# [What you should do]
Extract every line below that contains the word "screenshot".
+-------+
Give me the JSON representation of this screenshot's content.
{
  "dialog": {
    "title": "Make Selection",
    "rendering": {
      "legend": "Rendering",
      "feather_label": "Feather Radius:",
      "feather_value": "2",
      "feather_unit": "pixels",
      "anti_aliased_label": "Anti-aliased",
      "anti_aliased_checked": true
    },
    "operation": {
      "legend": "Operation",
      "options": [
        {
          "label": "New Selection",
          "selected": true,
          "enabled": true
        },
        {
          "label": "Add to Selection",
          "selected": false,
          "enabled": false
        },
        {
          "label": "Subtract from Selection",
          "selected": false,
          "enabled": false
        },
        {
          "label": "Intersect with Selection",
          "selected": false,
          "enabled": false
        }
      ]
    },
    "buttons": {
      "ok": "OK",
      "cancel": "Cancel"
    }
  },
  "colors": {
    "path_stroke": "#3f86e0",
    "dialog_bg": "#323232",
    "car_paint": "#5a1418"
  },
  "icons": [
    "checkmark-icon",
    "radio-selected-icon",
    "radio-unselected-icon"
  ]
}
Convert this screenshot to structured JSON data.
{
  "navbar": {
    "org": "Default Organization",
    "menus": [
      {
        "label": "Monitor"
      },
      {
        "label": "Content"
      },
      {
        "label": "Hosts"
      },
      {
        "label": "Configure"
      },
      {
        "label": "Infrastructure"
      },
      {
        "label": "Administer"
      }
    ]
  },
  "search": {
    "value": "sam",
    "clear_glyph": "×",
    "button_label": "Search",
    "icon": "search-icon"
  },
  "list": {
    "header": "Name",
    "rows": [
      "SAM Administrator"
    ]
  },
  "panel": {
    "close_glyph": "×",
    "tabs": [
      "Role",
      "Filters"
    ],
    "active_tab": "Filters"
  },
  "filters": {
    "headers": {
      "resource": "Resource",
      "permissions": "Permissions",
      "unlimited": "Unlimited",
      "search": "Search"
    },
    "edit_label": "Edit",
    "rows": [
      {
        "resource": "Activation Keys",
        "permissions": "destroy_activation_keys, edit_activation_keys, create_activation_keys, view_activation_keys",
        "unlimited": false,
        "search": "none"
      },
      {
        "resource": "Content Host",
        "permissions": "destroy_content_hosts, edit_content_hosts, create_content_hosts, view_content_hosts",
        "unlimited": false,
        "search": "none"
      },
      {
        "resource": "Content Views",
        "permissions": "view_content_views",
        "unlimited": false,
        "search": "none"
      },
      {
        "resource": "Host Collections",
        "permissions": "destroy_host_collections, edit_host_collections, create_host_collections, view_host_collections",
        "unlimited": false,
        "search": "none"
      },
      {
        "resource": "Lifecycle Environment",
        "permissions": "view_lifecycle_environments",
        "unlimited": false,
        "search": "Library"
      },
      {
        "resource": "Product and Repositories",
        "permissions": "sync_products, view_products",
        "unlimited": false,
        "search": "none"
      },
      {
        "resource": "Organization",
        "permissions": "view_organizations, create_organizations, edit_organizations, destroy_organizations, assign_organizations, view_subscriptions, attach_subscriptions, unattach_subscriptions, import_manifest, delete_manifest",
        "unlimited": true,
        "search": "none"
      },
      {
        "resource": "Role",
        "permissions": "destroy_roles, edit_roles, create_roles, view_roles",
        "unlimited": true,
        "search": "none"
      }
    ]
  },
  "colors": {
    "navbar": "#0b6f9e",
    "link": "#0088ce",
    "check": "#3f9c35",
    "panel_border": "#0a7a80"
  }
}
+-------+
# [Written response]
Give me the JSON representation of this screenshot's content.
Convert this screenshot to structured JSON data.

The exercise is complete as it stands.